THE PROBLEM
Set the listing down again in full, word for word, with the pictures left out.

***** DATA SECTION

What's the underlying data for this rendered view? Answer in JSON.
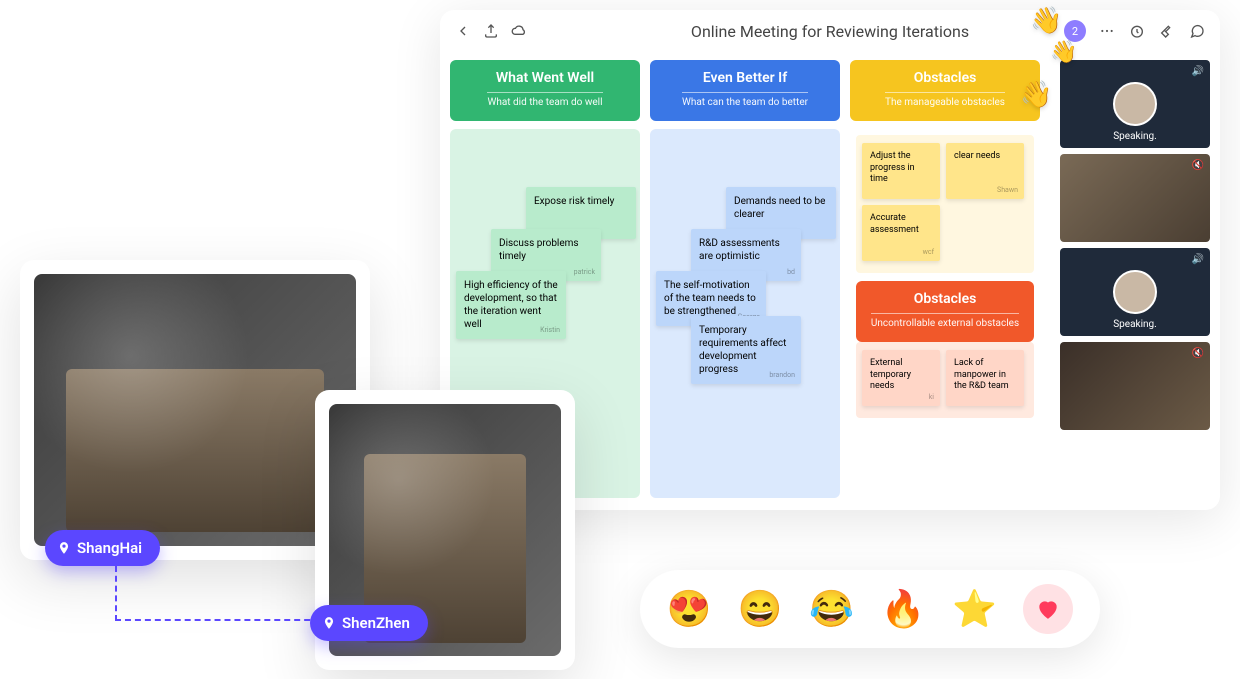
{
  "board": {
    "title": "Online Meeting for Reviewing Iterations",
    "avatar_initial": "2",
    "columns": [
      {
        "title": "What Went Well",
        "subtitle": "What did the team do well",
        "notes": [
          {
            "text": "Expose risk timely",
            "author": ""
          },
          {
            "text": "Discuss problems timely",
            "author": "patrick"
          },
          {
            "text": "High efficiency of the development, so that the iteration went well",
            "author": "Kristin"
          }
        ]
      },
      {
        "title": "Even Better If",
        "subtitle": "What can the team do better",
        "notes": [
          {
            "text": "Demands need to be clearer",
            "author": ""
          },
          {
            "text": "R&D assessments are optimistic",
            "author": "bd"
          },
          {
            "text": "The self-motivation of the team needs to be strengthened",
            "author": "George"
          },
          {
            "text": "Temporary requirements affect development progress",
            "author": "brandon"
          }
        ]
      },
      {
        "title_a": "Obstacles",
        "subtitle_a": "The manageable obstacles",
        "yellow_notes": [
          {
            "text": "Adjust the progress in time",
            "author": ""
          },
          {
            "text": "clear needs",
            "author": "Shawn"
          },
          {
            "text": "Accurate assessment",
            "author": "wcf"
          }
        ],
        "title_b": "Obstacles",
        "subtitle_b": "Uncontrollable external obstacles",
        "pink_notes": [
          {
            "text": "External temporary needs",
            "author": "ki"
          },
          {
            "text": "Lack of manpower in the R&D team",
            "author": ""
          }
        ]
      }
    ],
    "video_tiles": [
      {
        "label": "Speaking.",
        "type": "avatar"
      },
      {
        "label": "",
        "type": "group"
      },
      {
        "label": "Speaking.",
        "type": "avatar"
      },
      {
        "label": "",
        "type": "group"
      }
    ]
  },
  "locations": {
    "a": "ShangHai",
    "b": "ShenZhen"
  },
  "emojis": [
    "😍",
    "😄",
    "😂",
    "🔥",
    "⭐"
  ]
}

**********

CORRECT OUTPUT
What's the underlying data for this rendered view? Answer in JSON.
{
  "board": {
    "title": "Online Meeting for Reviewing Iterations",
    "avatar_initial": "2",
    "columns": [
      {
        "title": "What Went Well",
        "subtitle": "What did the team do well",
        "notes": [
          {
            "text": "Expose risk timely",
            "author": ""
          },
          {
            "text": "Discuss problems timely",
            "author": "patrick"
          },
          {
            "text": "High efficiency of the development, so that the iteration went well",
            "author": "Kristin"
          }
        ]
      },
      {
        "title": "Even Better If",
        "subtitle": "What can the team do better",
        "notes": [
          {
            "text": "Demands need to be clearer",
            "author": ""
          },
          {
            "text": "R&D assessments are optimistic",
            "author": "bd"
          },
          {
            "text": "The self-motivation of the team needs to be strengthened",
            "author": "George"
          },
          {
            "text": "Temporary requirements affect development progress",
            "author": "brandon"
          }
        ]
      },
      {
        "title_a": "Obstacles",
        "subtitle_a": "The manageable obstacles",
        "yellow_notes": [
          {
            "text": "Adjust the progress in time",
            "author": ""
          },
          {
            "text": "clear needs",
            "author": "Shawn"
          },
          {
            "text": "Accurate assessment",
            "author": "wcf"
          }
        ],
        "title_b": "Obstacles",
        "subtitle_b": "Uncontrollable external obstacles",
        "pink_notes": [
          {
            "text": "External temporary needs",
            "author": "ki"
          },
          {
            "text": "Lack of manpower in the R&D team",
            "author": ""
          }
        ]
      }
    ],
    "video_tiles": [
      {
        "label": "Speaking.",
        "type": "avatar"
      },
      {
        "label": "",
        "type": "group"
      },
      {
        "label": "Speaking.",
        "type": "avatar"
      },
      {
        "label": "",
        "type": "group"
      }
    ]
  },
  "locations": {
    "a": "ShangHai",
    "b": "ShenZhen"
  },
  "emojis": [
    "😍",
    "😄",
    "😂",
    "🔥",
    "⭐"
  ]
}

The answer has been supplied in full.